A block of data:
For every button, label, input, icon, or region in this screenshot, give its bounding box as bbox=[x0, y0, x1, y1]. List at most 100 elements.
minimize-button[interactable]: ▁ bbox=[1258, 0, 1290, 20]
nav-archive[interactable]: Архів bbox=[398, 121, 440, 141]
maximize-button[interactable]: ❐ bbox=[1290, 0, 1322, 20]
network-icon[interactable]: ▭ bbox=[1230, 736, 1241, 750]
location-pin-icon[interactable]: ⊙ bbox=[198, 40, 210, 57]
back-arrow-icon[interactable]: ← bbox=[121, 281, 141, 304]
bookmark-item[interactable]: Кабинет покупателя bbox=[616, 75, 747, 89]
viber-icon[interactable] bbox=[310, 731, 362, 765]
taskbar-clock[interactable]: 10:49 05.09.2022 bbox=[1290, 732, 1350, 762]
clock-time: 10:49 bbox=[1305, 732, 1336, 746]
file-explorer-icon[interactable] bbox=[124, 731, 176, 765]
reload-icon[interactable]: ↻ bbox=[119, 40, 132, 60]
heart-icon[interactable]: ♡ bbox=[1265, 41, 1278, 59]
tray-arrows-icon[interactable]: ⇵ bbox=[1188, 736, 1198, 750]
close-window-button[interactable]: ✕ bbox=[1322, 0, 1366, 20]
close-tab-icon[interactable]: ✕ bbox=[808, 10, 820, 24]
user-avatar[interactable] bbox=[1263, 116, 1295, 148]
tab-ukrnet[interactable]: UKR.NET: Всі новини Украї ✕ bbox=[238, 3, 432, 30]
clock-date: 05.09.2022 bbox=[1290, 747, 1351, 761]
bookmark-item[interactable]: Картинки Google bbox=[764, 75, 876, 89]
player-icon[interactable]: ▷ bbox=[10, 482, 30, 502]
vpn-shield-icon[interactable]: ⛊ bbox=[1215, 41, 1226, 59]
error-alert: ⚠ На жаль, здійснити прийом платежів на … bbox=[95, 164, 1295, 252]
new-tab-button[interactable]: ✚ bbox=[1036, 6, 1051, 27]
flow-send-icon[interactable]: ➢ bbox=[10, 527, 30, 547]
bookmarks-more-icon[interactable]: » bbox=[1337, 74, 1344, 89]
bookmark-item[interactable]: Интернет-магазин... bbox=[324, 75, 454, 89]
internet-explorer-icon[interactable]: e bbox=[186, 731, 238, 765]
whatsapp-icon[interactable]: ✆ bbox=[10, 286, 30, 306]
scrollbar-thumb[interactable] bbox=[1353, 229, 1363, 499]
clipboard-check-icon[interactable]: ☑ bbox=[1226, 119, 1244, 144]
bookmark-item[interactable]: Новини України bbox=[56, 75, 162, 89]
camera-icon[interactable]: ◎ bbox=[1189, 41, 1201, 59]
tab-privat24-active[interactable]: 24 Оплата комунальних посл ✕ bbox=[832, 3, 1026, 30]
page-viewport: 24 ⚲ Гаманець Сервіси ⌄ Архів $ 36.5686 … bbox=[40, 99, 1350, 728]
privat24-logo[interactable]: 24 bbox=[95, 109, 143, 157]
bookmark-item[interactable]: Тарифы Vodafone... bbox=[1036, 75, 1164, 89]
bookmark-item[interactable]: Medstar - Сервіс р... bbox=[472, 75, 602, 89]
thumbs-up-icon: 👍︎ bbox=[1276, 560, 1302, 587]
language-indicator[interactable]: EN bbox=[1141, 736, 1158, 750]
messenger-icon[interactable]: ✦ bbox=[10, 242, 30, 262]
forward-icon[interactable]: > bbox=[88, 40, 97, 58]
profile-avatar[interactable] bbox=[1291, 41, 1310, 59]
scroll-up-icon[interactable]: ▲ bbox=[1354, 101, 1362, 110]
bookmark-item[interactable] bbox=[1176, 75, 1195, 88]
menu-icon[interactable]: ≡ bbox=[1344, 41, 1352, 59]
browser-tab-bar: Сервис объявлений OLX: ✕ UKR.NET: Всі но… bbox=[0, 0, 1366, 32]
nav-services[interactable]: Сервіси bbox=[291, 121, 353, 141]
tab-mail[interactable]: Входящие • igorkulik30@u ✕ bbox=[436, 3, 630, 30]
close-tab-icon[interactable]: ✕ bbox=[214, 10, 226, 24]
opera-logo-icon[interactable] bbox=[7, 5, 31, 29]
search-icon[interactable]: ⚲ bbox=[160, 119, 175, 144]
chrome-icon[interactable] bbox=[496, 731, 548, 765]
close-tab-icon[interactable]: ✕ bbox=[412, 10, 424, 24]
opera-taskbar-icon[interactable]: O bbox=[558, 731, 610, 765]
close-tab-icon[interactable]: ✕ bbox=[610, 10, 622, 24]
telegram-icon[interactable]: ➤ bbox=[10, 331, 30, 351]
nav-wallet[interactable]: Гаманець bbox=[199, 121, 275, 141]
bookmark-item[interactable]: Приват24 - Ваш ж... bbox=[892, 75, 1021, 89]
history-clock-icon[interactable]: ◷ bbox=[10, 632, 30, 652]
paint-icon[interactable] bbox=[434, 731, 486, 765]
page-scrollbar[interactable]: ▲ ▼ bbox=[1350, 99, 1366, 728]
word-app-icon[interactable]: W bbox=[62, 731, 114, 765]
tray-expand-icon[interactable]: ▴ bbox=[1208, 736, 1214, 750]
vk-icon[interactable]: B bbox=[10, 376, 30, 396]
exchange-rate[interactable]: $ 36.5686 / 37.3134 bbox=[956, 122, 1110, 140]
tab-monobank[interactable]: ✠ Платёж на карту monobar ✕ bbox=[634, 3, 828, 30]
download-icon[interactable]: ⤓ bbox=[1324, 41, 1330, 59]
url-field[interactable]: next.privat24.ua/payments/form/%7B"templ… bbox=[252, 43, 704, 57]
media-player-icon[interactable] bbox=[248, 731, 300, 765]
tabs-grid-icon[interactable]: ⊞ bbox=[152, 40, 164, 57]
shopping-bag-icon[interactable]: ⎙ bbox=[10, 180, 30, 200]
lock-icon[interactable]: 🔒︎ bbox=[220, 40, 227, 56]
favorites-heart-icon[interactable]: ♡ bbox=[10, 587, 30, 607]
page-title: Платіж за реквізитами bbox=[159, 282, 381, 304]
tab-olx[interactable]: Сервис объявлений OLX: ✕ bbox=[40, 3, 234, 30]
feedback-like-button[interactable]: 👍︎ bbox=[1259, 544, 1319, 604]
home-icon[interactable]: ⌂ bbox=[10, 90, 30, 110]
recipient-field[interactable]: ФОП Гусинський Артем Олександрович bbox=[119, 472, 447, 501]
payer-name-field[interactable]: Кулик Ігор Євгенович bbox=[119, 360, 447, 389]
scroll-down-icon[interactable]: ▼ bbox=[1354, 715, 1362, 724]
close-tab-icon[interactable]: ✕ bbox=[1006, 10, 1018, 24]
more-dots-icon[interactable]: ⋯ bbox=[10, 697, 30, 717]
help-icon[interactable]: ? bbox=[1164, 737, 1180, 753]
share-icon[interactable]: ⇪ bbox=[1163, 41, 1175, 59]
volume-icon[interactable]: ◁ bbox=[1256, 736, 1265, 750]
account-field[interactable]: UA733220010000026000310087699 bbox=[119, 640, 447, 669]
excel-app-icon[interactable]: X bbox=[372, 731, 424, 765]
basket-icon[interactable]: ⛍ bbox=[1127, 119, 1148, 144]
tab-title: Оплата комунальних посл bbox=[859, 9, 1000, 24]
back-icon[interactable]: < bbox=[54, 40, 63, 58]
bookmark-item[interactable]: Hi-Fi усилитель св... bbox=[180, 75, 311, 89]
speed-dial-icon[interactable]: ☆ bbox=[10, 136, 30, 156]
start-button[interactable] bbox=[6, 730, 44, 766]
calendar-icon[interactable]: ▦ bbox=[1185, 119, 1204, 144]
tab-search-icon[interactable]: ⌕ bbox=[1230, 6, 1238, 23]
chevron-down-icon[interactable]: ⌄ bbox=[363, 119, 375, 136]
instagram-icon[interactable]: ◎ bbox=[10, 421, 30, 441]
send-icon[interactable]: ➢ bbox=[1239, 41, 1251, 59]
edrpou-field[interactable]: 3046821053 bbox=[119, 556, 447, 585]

WHAT TO DO — Transcribe the lines of the records word for word, from the start of the records through the line containing "flow-send-icon[interactable]: ➢ bbox=[10, 527, 30, 547]", including both ends.

TASK SOLUTION —
For every button, label, input, icon, or region in this screenshot, give its bounding box as bbox=[x0, y0, x1, y1]. List at most 100 elements.
minimize-button[interactable]: ▁ bbox=[1258, 0, 1290, 20]
nav-archive[interactable]: Архів bbox=[398, 121, 440, 141]
maximize-button[interactable]: ❐ bbox=[1290, 0, 1322, 20]
network-icon[interactable]: ▭ bbox=[1230, 736, 1241, 750]
location-pin-icon[interactable]: ⊙ bbox=[198, 40, 210, 57]
back-arrow-icon[interactable]: ← bbox=[121, 281, 141, 304]
bookmark-item[interactable]: Кабинет покупателя bbox=[616, 75, 747, 89]
viber-icon[interactable] bbox=[310, 731, 362, 765]
taskbar-clock[interactable]: 10:49 05.09.2022 bbox=[1290, 732, 1350, 762]
clock-time: 10:49 bbox=[1305, 732, 1336, 746]
file-explorer-icon[interactable] bbox=[124, 731, 176, 765]
reload-icon[interactable]: ↻ bbox=[119, 40, 132, 60]
heart-icon[interactable]: ♡ bbox=[1265, 41, 1278, 59]
tray-arrows-icon[interactable]: ⇵ bbox=[1188, 736, 1198, 750]
close-window-button[interactable]: ✕ bbox=[1322, 0, 1366, 20]
close-tab-icon[interactable]: ✕ bbox=[808, 10, 820, 24]
user-avatar[interactable] bbox=[1263, 116, 1295, 148]
tab-ukrnet[interactable]: UKR.NET: Всі новини Украї ✕ bbox=[238, 3, 432, 30]
clock-date: 05.09.2022 bbox=[1290, 747, 1351, 761]
bookmark-item[interactable]: Картинки Google bbox=[764, 75, 876, 89]
player-icon[interactable]: ▷ bbox=[10, 482, 30, 502]
vpn-shield-icon[interactable]: ⛊ bbox=[1215, 41, 1226, 59]
error-alert: ⚠ На жаль, здійснити прийом платежів на … bbox=[95, 164, 1295, 252]
new-tab-button[interactable]: ✚ bbox=[1036, 6, 1051, 27]
flow-send-icon[interactable]: ➢ bbox=[10, 527, 30, 547]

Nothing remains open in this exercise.